Repeat the data that follows, word for word, without the images.
** Begin INPUT DATA **
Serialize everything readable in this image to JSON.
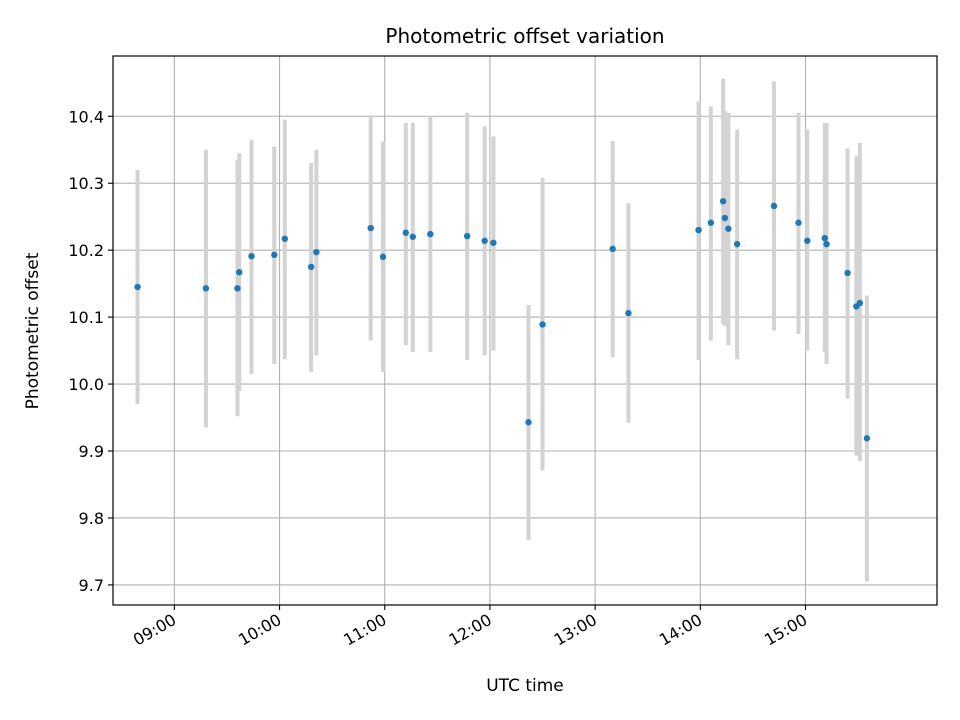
{
  "chart_data": {
    "type": "scatter",
    "title": "Photometric offset variation",
    "xlabel": "UTC time",
    "ylabel": "Photometric offset",
    "x_axis": "time",
    "xlim": [
      "08:25",
      "16:15"
    ],
    "ylim": [
      9.67,
      10.49
    ],
    "xticks": [
      "09:00",
      "10:00",
      "11:00",
      "12:00",
      "13:00",
      "14:00",
      "15:00"
    ],
    "yticks": [
      9.7,
      9.8,
      9.9,
      10.0,
      10.1,
      10.2,
      10.3,
      10.4
    ],
    "grid": true,
    "legend": "none",
    "colors": {
      "points": "#1f77b4",
      "errorbars": "#d3d3d3",
      "grid": "#b0b0b0"
    },
    "points": [
      {
        "x": "08:39",
        "y": 10.145,
        "ylow": 9.97,
        "yhigh": 10.32
      },
      {
        "x": "09:18",
        "y": 10.143,
        "ylow": 9.935,
        "yhigh": 10.35
      },
      {
        "x": "09:36",
        "y": 10.143,
        "ylow": 9.952,
        "yhigh": 10.335
      },
      {
        "x": "09:37",
        "y": 10.167,
        "ylow": 9.99,
        "yhigh": 10.345
      },
      {
        "x": "09:44",
        "y": 10.191,
        "ylow": 10.015,
        "yhigh": 10.365
      },
      {
        "x": "09:57",
        "y": 10.193,
        "ylow": 10.03,
        "yhigh": 10.355
      },
      {
        "x": "10:03",
        "y": 10.217,
        "ylow": 10.037,
        "yhigh": 10.395
      },
      {
        "x": "10:18",
        "y": 10.175,
        "ylow": 10.018,
        "yhigh": 10.33
      },
      {
        "x": "10:21",
        "y": 10.197,
        "ylow": 10.043,
        "yhigh": 10.35
      },
      {
        "x": "10:52",
        "y": 10.233,
        "ylow": 10.065,
        "yhigh": 10.4
      },
      {
        "x": "10:59",
        "y": 10.19,
        "ylow": 10.018,
        "yhigh": 10.362
      },
      {
        "x": "11:12",
        "y": 10.226,
        "ylow": 10.058,
        "yhigh": 10.39
      },
      {
        "x": "11:16",
        "y": 10.22,
        "ylow": 10.048,
        "yhigh": 10.39
      },
      {
        "x": "11:26",
        "y": 10.224,
        "ylow": 10.048,
        "yhigh": 10.4
      },
      {
        "x": "11:47",
        "y": 10.221,
        "ylow": 10.036,
        "yhigh": 10.405
      },
      {
        "x": "11:57",
        "y": 10.214,
        "ylow": 10.043,
        "yhigh": 10.385
      },
      {
        "x": "12:02",
        "y": 10.211,
        "ylow": 10.05,
        "yhigh": 10.37
      },
      {
        "x": "12:22",
        "y": 9.943,
        "ylow": 9.767,
        "yhigh": 10.118
      },
      {
        "x": "12:30",
        "y": 10.089,
        "ylow": 9.871,
        "yhigh": 10.308
      },
      {
        "x": "13:10",
        "y": 10.202,
        "ylow": 10.04,
        "yhigh": 10.363
      },
      {
        "x": "13:19",
        "y": 10.106,
        "ylow": 9.942,
        "yhigh": 10.27
      },
      {
        "x": "13:59",
        "y": 10.23,
        "ylow": 10.036,
        "yhigh": 10.422
      },
      {
        "x": "14:06",
        "y": 10.241,
        "ylow": 10.065,
        "yhigh": 10.415
      },
      {
        "x": "14:13",
        "y": 10.273,
        "ylow": 10.09,
        "yhigh": 10.456
      },
      {
        "x": "14:14",
        "y": 10.248,
        "ylow": 10.087,
        "yhigh": 10.408
      },
      {
        "x": "14:16",
        "y": 10.232,
        "ylow": 10.058,
        "yhigh": 10.405
      },
      {
        "x": "14:21",
        "y": 10.209,
        "ylow": 10.037,
        "yhigh": 10.38
      },
      {
        "x": "14:42",
        "y": 10.266,
        "ylow": 10.08,
        "yhigh": 10.452
      },
      {
        "x": "14:56",
        "y": 10.241,
        "ylow": 10.075,
        "yhigh": 10.405
      },
      {
        "x": "15:01",
        "y": 10.214,
        "ylow": 10.05,
        "yhigh": 10.38
      },
      {
        "x": "15:11",
        "y": 10.218,
        "ylow": 10.048,
        "yhigh": 10.39
      },
      {
        "x": "15:12",
        "y": 10.209,
        "ylow": 10.03,
        "yhigh": 10.39
      },
      {
        "x": "15:24",
        "y": 10.166,
        "ylow": 9.978,
        "yhigh": 10.352
      },
      {
        "x": "15:29",
        "y": 10.116,
        "ylow": 9.893,
        "yhigh": 10.34
      },
      {
        "x": "15:31",
        "y": 10.121,
        "ylow": 9.885,
        "yhigh": 10.36
      },
      {
        "x": "15:35",
        "y": 9.919,
        "ylow": 9.705,
        "yhigh": 10.132
      }
    ]
  }
}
** End INPUT DATA **
> [EXERCISE SOLUTION]:
Serialize everything readable in this image to JSON.
{
  "chart_data": {
    "type": "scatter",
    "title": "Photometric offset variation",
    "xlabel": "UTC time",
    "ylabel": "Photometric offset",
    "x_axis": "time",
    "xlim": [
      "08:25",
      "16:15"
    ],
    "ylim": [
      9.67,
      10.49
    ],
    "xticks": [
      "09:00",
      "10:00",
      "11:00",
      "12:00",
      "13:00",
      "14:00",
      "15:00"
    ],
    "yticks": [
      9.7,
      9.8,
      9.9,
      10.0,
      10.1,
      10.2,
      10.3,
      10.4
    ],
    "grid": true,
    "legend": "none",
    "colors": {
      "points": "#1f77b4",
      "errorbars": "#d3d3d3",
      "grid": "#b0b0b0"
    },
    "points": [
      {
        "x": "08:39",
        "y": 10.145,
        "ylow": 9.97,
        "yhigh": 10.32
      },
      {
        "x": "09:18",
        "y": 10.143,
        "ylow": 9.935,
        "yhigh": 10.35
      },
      {
        "x": "09:36",
        "y": 10.143,
        "ylow": 9.952,
        "yhigh": 10.335
      },
      {
        "x": "09:37",
        "y": 10.167,
        "ylow": 9.99,
        "yhigh": 10.345
      },
      {
        "x": "09:44",
        "y": 10.191,
        "ylow": 10.015,
        "yhigh": 10.365
      },
      {
        "x": "09:57",
        "y": 10.193,
        "ylow": 10.03,
        "yhigh": 10.355
      },
      {
        "x": "10:03",
        "y": 10.217,
        "ylow": 10.037,
        "yhigh": 10.395
      },
      {
        "x": "10:18",
        "y": 10.175,
        "ylow": 10.018,
        "yhigh": 10.33
      },
      {
        "x": "10:21",
        "y": 10.197,
        "ylow": 10.043,
        "yhigh": 10.35
      },
      {
        "x": "10:52",
        "y": 10.233,
        "ylow": 10.065,
        "yhigh": 10.4
      },
      {
        "x": "10:59",
        "y": 10.19,
        "ylow": 10.018,
        "yhigh": 10.362
      },
      {
        "x": "11:12",
        "y": 10.226,
        "ylow": 10.058,
        "yhigh": 10.39
      },
      {
        "x": "11:16",
        "y": 10.22,
        "ylow": 10.048,
        "yhigh": 10.39
      },
      {
        "x": "11:26",
        "y": 10.224,
        "ylow": 10.048,
        "yhigh": 10.4
      },
      {
        "x": "11:47",
        "y": 10.221,
        "ylow": 10.036,
        "yhigh": 10.405
      },
      {
        "x": "11:57",
        "y": 10.214,
        "ylow": 10.043,
        "yhigh": 10.385
      },
      {
        "x": "12:02",
        "y": 10.211,
        "ylow": 10.05,
        "yhigh": 10.37
      },
      {
        "x": "12:22",
        "y": 9.943,
        "ylow": 9.767,
        "yhigh": 10.118
      },
      {
        "x": "12:30",
        "y": 10.089,
        "ylow": 9.871,
        "yhigh": 10.308
      },
      {
        "x": "13:10",
        "y": 10.202,
        "ylow": 10.04,
        "yhigh": 10.363
      },
      {
        "x": "13:19",
        "y": 10.106,
        "ylow": 9.942,
        "yhigh": 10.27
      },
      {
        "x": "13:59",
        "y": 10.23,
        "ylow": 10.036,
        "yhigh": 10.422
      },
      {
        "x": "14:06",
        "y": 10.241,
        "ylow": 10.065,
        "yhigh": 10.415
      },
      {
        "x": "14:13",
        "y": 10.273,
        "ylow": 10.09,
        "yhigh": 10.456
      },
      {
        "x": "14:14",
        "y": 10.248,
        "ylow": 10.087,
        "yhigh": 10.408
      },
      {
        "x": "14:16",
        "y": 10.232,
        "ylow": 10.058,
        "yhigh": 10.405
      },
      {
        "x": "14:21",
        "y": 10.209,
        "ylow": 10.037,
        "yhigh": 10.38
      },
      {
        "x": "14:42",
        "y": 10.266,
        "ylow": 10.08,
        "yhigh": 10.452
      },
      {
        "x": "14:56",
        "y": 10.241,
        "ylow": 10.075,
        "yhigh": 10.405
      },
      {
        "x": "15:01",
        "y": 10.214,
        "ylow": 10.05,
        "yhigh": 10.38
      },
      {
        "x": "15:11",
        "y": 10.218,
        "ylow": 10.048,
        "yhigh": 10.39
      },
      {
        "x": "15:12",
        "y": 10.209,
        "ylow": 10.03,
        "yhigh": 10.39
      },
      {
        "x": "15:24",
        "y": 10.166,
        "ylow": 9.978,
        "yhigh": 10.352
      },
      {
        "x": "15:29",
        "y": 10.116,
        "ylow": 9.893,
        "yhigh": 10.34
      },
      {
        "x": "15:31",
        "y": 10.121,
        "ylow": 9.885,
        "yhigh": 10.36
      },
      {
        "x": "15:35",
        "y": 9.919,
        "ylow": 9.705,
        "yhigh": 10.132
      }
    ]
  }
}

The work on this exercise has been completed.